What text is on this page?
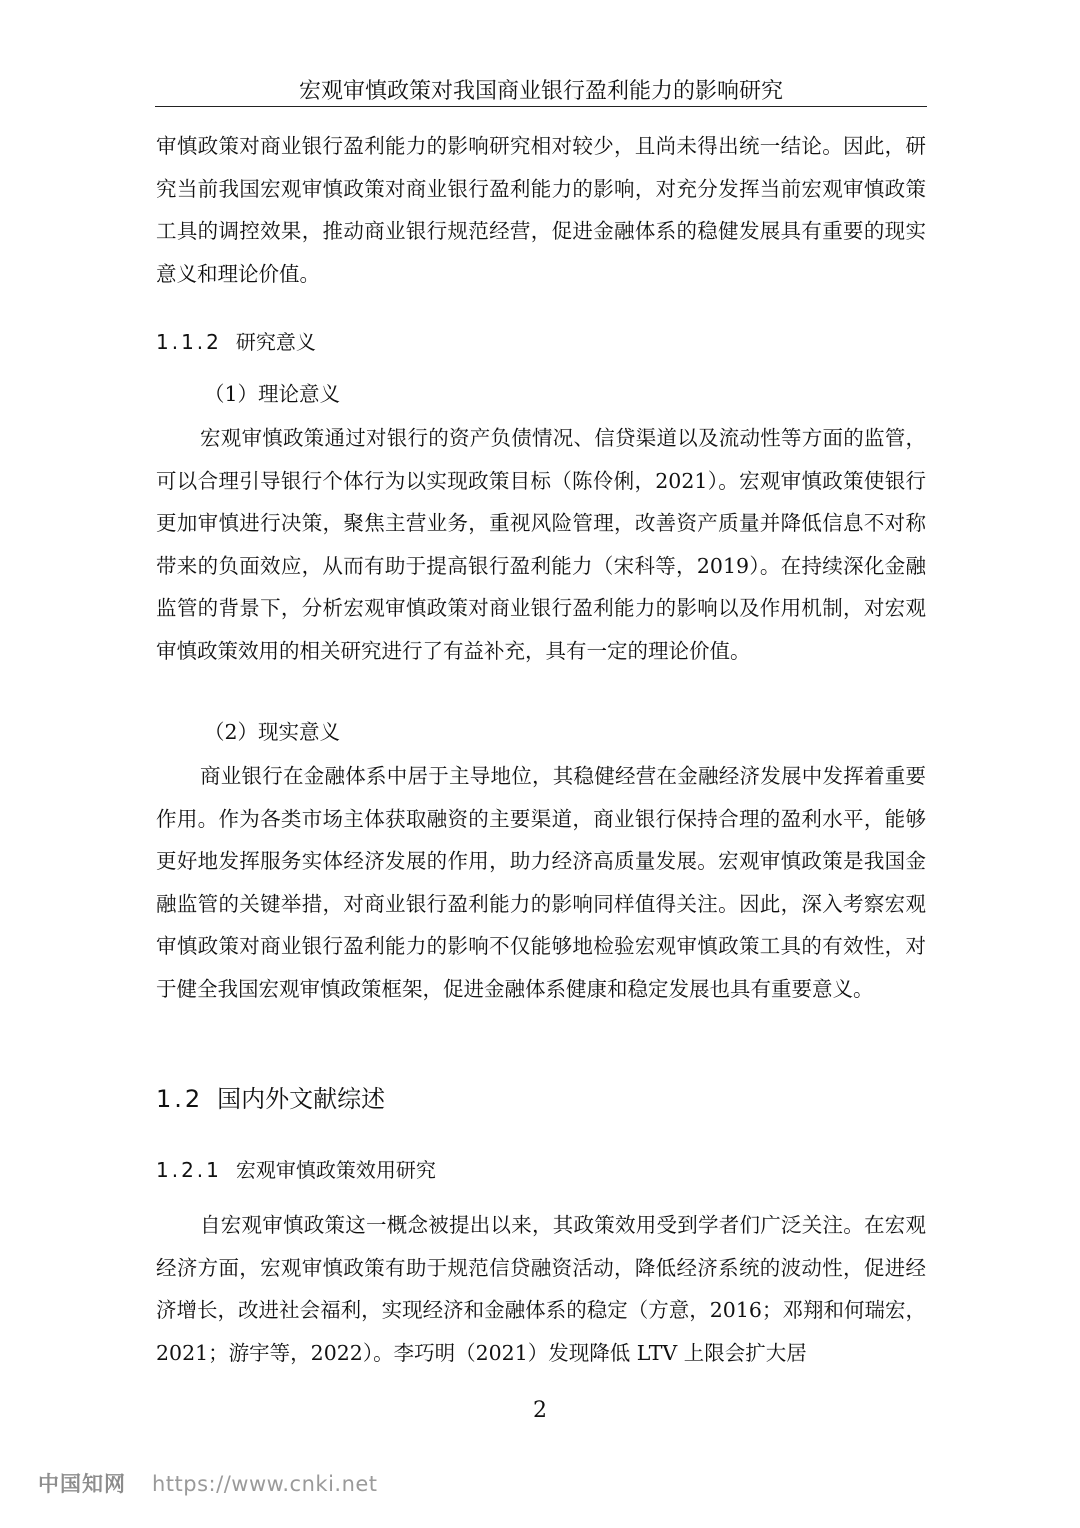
宏观审慎政策对我国商业银行盈利能力的影响研究
审慎政策对商业银行盈利能力的影响研究相对较少，且尚未得出统一结论。因此，研究当前我国宏观审慎政策对商业银行盈利能力的影响，对充分发挥当前宏观审慎政策工具的调控效果，推动商业银行规范经营，促进金融体系的稳健发展具有重要的现实意义和理论价值。
1.1.2 研究意义
（1）理论意义
宏观审慎政策通过对银行的资产负债情况、信贷渠道以及流动性等方面的监管，可以合理引导银行个体行为以实现政策目标（陈伶俐，2021）。宏观审慎政策使银行更加审慎进行决策，聚焦主营业务，重视风险管理，改善资产质量并降低信息不对称带来的负面效应，从而有助于提高银行盈利能力（宋科等，2019）。在持续深化金融监管的背景下，分析宏观审慎政策对商业银行盈利能力的影响以及作用机制，对宏观审慎政策效用的相关研究进行了有益补充，具有一定的理论价值。
（2）现实意义
商业银行在金融体系中居于主导地位，其稳健经营在金融经济发展中发挥着重要作用。作为各类市场主体获取融资的主要渠道，商业银行保持合理的盈利水平，能够更好地发挥服务实体经济发展的作用，助力经济高质量发展。宏观审慎政策是我国金融监管的关键举措，对商业银行盈利能力的影响同样值得关注。因此，深入考察宏观审慎政策对商业银行盈利能力的影响不仅能够地检验宏观审慎政策工具的有效性，对于健全我国宏观审慎政策框架，促进金融体系健康和稳定发展也具有重要意义。
1.2 国内外文献综述
1.2.1 宏观审慎政策效用研究
自宏观审慎政策这一概念被提出以来，其政策效用受到学者们广泛关注。在宏观经济方面，宏观审慎政策有助于规范信贷融资活动，降低经济系统的波动性，促进经济增长，改进社会福利，实现经济和金融体系的稳定（方意，2016；邓翔和何瑞宏，2021；游宇等，2022）。李巧明（2021）发现降低 LTV 上限会扩大居
2
中国知网 https://www.cnki.net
..........
Goal of the exercise
Pictures are not part of the copy; output everything else in the records exactly.

Answer to the problem
What text is on this page?
宏观审慎政策对我国商业银行盈利能力的影响研究
审慎政策对商业银行盈利能力的影响研究相对较少，且尚未得出统一结论。因此，研究当前我国宏观审慎政策对商业银行盈利能力的影响，对充分发挥当前宏观审慎政策工具的调控效果，推动商业银行规范经营，促进金融体系的稳健发展具有重要的现实意义和理论价值。
1.1.2 研究意义
（1）理论意义
宏观审慎政策通过对银行的资产负债情况、信贷渠道以及流动性等方面的监管，可以合理引导银行个体行为以实现政策目标（陈伶俐，2021）。宏观审慎政策使银行更加审慎进行决策，聚焦主营业务，重视风险管理，改善资产质量并降低信息不对称带来的负面效应，从而有助于提高银行盈利能力（宋科等，2019）。在持续深化金融监管的背景下，分析宏观审慎政策对商业银行盈利能力的影响以及作用机制，对宏观审慎政策效用的相关研究进行了有益补充，具有一定的理论价值。
（2）现实意义
商业银行在金融体系中居于主导地位，其稳健经营在金融经济发展中发挥着重要作用。作为各类市场主体获取融资的主要渠道，商业银行保持合理的盈利水平，能够更好地发挥服务实体经济发展的作用，助力经济高质量发展。宏观审慎政策是我国金融监管的关键举措，对商业银行盈利能力的影响同样值得关注。因此，深入考察宏观审慎政策对商业银行盈利能力的影响不仅能够地检验宏观审慎政策工具的有效性，对于健全我国宏观审慎政策框架，促进金融体系健康和稳定发展也具有重要意义。
1.2 国内外文献综述
1.2.1 宏观审慎政策效用研究
自宏观审慎政策这一概念被提出以来，其政策效用受到学者们广泛关注。在宏观经济方面，宏观审慎政策有助于规范信贷融资活动，降低经济系统的波动性，促进经济增长，改进社会福利，实现经济和金融体系的稳定（方意，2016；邓翔和何瑞宏，2021；游宇等，2022）。李巧明（2021）发现降低 LTV 上限会扩大居
2
中国知网 https://www.cnki.net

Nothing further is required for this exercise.